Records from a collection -
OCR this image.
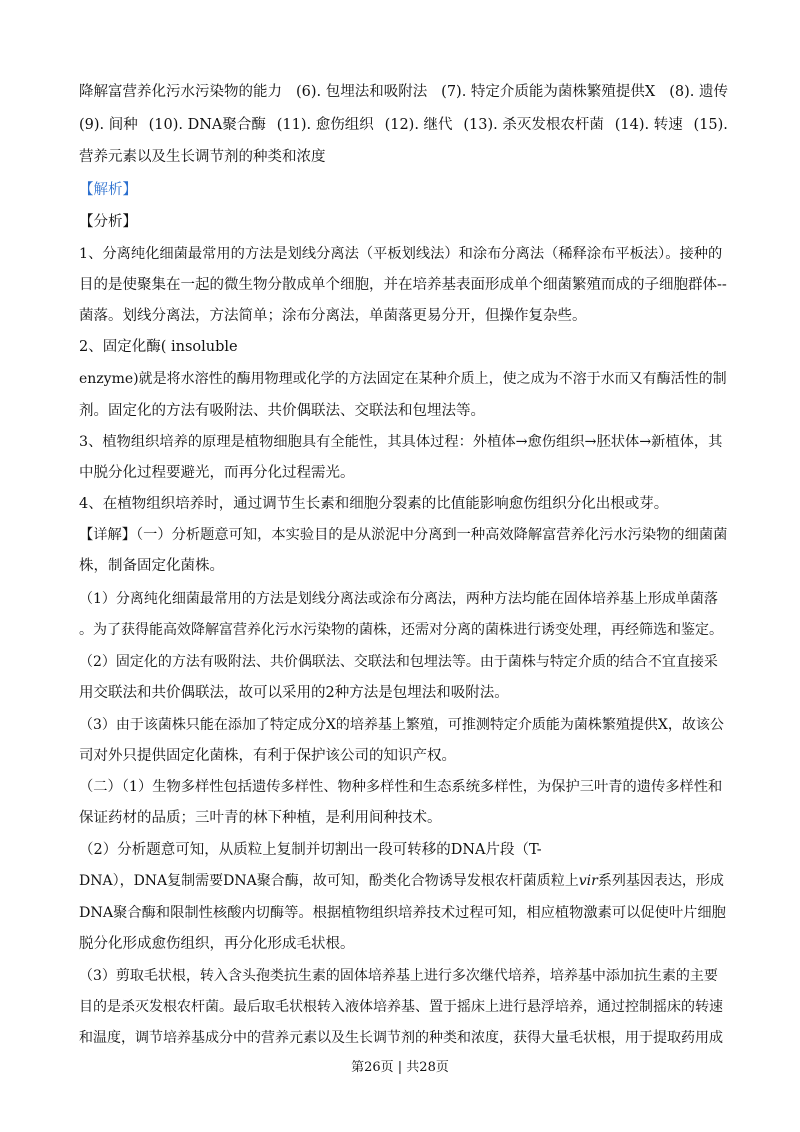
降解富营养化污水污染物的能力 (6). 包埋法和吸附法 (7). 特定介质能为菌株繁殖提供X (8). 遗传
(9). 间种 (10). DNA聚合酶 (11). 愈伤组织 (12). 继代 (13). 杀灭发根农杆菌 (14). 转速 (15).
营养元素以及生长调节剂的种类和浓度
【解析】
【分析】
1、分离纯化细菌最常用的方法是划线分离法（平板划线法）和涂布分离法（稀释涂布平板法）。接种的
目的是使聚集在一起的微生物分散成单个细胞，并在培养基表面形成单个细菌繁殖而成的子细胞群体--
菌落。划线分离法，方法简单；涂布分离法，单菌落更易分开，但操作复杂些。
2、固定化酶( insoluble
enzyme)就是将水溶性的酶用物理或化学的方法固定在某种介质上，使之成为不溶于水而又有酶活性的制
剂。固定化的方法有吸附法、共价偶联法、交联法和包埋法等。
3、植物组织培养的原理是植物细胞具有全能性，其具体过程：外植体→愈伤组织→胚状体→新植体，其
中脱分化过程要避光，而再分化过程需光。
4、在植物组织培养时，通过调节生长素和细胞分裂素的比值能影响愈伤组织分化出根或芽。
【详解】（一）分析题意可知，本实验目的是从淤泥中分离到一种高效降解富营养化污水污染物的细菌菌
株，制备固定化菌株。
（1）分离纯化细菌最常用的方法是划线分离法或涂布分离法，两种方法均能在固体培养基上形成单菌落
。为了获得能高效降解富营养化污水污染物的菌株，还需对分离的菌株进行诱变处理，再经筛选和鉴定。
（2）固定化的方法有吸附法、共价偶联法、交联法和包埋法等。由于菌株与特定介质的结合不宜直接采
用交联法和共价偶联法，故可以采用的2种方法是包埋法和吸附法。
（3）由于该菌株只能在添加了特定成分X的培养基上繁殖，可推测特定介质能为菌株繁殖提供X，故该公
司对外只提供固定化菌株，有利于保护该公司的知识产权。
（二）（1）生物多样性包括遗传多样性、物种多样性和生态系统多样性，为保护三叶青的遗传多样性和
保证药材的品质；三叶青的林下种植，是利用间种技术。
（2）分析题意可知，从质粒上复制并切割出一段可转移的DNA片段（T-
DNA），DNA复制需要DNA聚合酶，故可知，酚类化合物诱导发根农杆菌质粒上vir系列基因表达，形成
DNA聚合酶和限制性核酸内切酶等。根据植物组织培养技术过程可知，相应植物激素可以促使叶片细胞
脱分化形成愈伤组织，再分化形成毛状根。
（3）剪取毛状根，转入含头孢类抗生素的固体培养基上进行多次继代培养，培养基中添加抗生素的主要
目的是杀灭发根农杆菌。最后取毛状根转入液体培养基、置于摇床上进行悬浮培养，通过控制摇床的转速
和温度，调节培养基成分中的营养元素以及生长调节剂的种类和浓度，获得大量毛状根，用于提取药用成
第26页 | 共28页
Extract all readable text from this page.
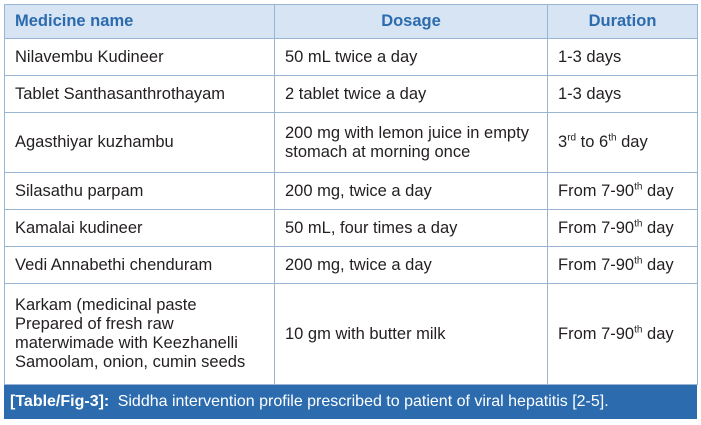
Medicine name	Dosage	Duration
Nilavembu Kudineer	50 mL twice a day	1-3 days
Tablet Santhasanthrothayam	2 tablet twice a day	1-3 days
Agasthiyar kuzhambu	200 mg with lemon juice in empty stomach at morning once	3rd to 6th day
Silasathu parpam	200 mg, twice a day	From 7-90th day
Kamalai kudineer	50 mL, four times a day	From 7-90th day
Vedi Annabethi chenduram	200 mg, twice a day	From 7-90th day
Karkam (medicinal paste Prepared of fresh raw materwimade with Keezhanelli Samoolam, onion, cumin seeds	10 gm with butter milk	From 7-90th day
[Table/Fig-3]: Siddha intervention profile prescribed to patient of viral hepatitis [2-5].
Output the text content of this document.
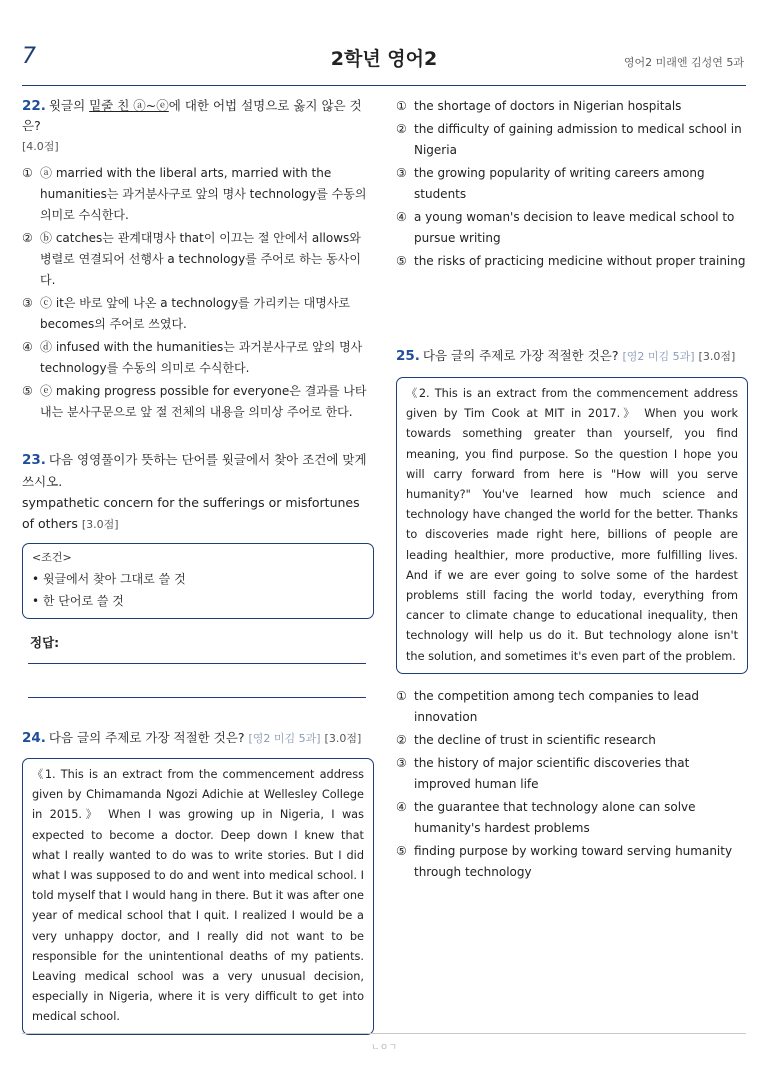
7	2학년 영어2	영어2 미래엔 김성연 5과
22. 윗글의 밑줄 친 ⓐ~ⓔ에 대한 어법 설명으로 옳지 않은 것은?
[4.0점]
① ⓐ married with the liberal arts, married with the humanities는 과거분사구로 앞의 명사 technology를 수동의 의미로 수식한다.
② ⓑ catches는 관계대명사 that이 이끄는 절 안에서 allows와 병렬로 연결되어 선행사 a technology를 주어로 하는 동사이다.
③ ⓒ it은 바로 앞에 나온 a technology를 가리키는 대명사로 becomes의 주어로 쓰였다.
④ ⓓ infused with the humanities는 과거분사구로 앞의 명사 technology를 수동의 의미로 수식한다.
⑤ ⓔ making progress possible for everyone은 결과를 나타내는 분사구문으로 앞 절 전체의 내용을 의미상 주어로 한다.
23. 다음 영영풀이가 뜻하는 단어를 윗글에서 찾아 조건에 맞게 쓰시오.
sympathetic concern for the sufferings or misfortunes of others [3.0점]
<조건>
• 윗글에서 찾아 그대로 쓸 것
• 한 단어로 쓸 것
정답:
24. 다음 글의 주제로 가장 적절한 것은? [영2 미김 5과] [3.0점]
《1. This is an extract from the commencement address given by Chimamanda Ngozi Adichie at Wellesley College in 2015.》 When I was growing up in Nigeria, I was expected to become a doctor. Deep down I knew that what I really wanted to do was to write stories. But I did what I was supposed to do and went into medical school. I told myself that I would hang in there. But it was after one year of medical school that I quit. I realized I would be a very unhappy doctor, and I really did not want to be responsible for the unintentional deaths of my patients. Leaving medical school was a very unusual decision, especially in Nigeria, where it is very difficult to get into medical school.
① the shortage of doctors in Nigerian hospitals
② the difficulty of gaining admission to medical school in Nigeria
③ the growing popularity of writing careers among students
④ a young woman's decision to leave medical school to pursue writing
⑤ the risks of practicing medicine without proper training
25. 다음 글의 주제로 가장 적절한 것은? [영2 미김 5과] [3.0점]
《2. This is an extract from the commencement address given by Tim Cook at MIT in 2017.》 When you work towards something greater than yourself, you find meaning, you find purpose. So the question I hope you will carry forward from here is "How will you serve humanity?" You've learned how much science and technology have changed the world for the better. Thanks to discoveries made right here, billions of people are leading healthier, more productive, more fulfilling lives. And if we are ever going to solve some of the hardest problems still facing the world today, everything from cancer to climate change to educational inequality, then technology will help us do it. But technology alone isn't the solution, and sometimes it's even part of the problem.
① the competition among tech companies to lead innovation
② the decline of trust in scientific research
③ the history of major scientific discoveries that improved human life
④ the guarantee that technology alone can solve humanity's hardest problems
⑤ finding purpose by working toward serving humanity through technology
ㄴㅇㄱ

Task description - Work out how many lines of the data hold the string "days". State only that number.

Finished exercise - 2